§ TASK PROMPT: Set down the reader comments below word for word, in full.

§ PASSAGE SHOWN:
::::


  3. pramod says

    Awesome. Congratulations!

    On a completely unrelated topic, I can’t wait for all the pretty graphs you’re going to plot from your survey.

  4. Bethany says

    I’m always impressed with the creative and resourceful ways undergrad manage to come up with to be wrong, set things on fire, and generally create mayhem in a lab.

    Major kudos to you and to the undergrads. I think the best thing we can do to improve science is get more undergrads hands on experience doing real studies. Even if they end up not going to graduate school they still come out of undergrad with a much better understanding of how science works and can take that into the “real” world.

  5. Eric says

    Congrats, Jen!

    Brings back memories of nearly setting myself on fire in high school. It was a long time ago, so details are fuzzy, but I apparently hadn’t connected the hose to the burner properly and, after I lit it, the hose popped off and the fire jumped to the hose. After a brief moment of panic as I watched the hose flop around with fire coming out of it, I managed to turn of the gas and all was saved, lol. I remember being relieved that nobody seemed to have noticed the incident.

::::

§ EXTRACTED DATA:
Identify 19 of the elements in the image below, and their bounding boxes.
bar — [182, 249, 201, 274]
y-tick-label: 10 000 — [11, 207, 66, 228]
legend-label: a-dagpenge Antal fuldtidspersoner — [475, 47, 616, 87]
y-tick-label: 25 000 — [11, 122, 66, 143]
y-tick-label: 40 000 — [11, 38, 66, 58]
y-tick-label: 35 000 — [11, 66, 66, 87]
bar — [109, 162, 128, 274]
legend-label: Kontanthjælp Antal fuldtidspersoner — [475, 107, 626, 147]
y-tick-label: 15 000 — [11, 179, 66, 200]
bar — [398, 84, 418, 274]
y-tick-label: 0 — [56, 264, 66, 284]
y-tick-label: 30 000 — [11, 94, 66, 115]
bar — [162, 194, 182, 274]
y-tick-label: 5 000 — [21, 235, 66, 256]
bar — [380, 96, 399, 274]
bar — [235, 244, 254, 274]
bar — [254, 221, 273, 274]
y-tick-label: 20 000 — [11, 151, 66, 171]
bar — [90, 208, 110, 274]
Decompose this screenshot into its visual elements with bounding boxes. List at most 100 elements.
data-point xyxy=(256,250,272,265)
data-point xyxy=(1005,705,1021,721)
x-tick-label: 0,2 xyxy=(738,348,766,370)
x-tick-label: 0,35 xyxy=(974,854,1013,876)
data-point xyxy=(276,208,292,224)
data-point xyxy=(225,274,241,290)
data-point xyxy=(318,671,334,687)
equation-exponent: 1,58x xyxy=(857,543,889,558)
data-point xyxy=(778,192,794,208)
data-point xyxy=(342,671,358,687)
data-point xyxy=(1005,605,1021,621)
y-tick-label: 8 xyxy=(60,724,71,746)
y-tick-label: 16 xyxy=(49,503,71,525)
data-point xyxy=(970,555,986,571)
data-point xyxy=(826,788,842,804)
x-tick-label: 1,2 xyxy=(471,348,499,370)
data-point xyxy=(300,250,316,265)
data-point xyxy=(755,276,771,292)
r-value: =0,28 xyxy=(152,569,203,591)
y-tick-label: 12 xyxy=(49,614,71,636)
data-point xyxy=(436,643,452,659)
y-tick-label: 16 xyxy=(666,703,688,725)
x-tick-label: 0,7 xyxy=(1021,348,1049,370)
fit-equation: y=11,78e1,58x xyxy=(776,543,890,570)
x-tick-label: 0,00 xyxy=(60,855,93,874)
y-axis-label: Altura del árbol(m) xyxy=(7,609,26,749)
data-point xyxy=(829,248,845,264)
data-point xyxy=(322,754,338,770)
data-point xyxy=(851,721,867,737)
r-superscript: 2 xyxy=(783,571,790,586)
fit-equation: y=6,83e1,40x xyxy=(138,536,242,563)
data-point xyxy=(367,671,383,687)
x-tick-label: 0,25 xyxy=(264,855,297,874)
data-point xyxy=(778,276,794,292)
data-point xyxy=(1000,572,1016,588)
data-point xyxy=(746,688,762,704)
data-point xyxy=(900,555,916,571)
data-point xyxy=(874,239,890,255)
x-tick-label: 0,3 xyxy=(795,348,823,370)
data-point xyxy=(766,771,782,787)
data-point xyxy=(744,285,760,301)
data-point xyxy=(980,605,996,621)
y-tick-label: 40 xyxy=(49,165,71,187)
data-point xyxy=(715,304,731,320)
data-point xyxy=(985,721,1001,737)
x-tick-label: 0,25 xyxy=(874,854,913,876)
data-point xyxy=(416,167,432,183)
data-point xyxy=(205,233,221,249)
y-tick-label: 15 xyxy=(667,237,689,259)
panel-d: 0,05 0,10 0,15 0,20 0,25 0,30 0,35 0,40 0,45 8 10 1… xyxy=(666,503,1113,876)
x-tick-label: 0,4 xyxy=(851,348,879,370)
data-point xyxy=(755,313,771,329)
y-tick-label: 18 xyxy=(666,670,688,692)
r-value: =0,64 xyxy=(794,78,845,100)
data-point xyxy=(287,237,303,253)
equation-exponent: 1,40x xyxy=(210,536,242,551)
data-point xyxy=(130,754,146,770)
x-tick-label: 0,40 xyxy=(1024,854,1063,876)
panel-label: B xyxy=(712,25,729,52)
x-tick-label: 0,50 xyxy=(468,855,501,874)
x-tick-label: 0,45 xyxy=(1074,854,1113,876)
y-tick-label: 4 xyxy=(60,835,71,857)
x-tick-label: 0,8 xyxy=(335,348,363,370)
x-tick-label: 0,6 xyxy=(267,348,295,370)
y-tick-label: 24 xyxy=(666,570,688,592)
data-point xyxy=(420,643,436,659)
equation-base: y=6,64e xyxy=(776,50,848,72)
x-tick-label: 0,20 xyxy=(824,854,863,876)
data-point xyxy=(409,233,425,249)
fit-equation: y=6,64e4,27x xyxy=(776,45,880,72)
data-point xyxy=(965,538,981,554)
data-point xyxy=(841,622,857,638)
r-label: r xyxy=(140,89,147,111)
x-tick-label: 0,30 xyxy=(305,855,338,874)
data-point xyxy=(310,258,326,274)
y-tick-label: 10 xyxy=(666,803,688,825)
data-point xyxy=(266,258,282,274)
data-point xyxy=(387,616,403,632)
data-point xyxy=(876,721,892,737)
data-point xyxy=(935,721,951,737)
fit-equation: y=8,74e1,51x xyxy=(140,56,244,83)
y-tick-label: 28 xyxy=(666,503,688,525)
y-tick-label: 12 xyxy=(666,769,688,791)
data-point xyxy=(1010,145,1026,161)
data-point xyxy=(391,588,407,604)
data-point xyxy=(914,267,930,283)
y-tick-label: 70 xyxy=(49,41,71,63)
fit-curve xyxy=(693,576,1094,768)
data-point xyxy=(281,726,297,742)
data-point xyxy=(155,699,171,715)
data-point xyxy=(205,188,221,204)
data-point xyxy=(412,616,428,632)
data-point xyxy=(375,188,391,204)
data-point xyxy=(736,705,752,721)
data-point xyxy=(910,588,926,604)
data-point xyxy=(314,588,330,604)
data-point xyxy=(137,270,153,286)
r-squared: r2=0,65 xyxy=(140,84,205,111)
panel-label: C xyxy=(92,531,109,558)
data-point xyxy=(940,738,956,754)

::::

§ TASK ANSWER:

  3. pramod says

    Awesome. Congratulations!

    On a completely unrelated topic, I can’t wait for all the pretty graphs you’re going to plot from your survey.

  4. Bethany says

    I’m always impressed with the creative and resourceful ways undergrad manage to come up with to be wrong, set things on fire, and generally create mayhem in a lab.

    Major kudos to you and to the undergrads. I think the best thing we can do to improve science is get more undergrads hands on experience doing real studies. Even if they end up not going to graduate school they still come out of undergrad with a much better understanding of how science works and can take that into the “real” world.

  5. Eric says

    Congrats, Jen!

    Brings back memories of nearly setting myself on fire in high school. It was a long time ago, so details are fuzzy, but I apparently hadn’t connected the hose to the burner properly and, after I lit it, the hose popped off and the fire jumped to the hose. After a brief moment of panic as I watched the hose flop around with fire coming out of it, I managed to turn of the gas and all was saved, lol. I remember being relieved that nobody seemed to have noticed the incident.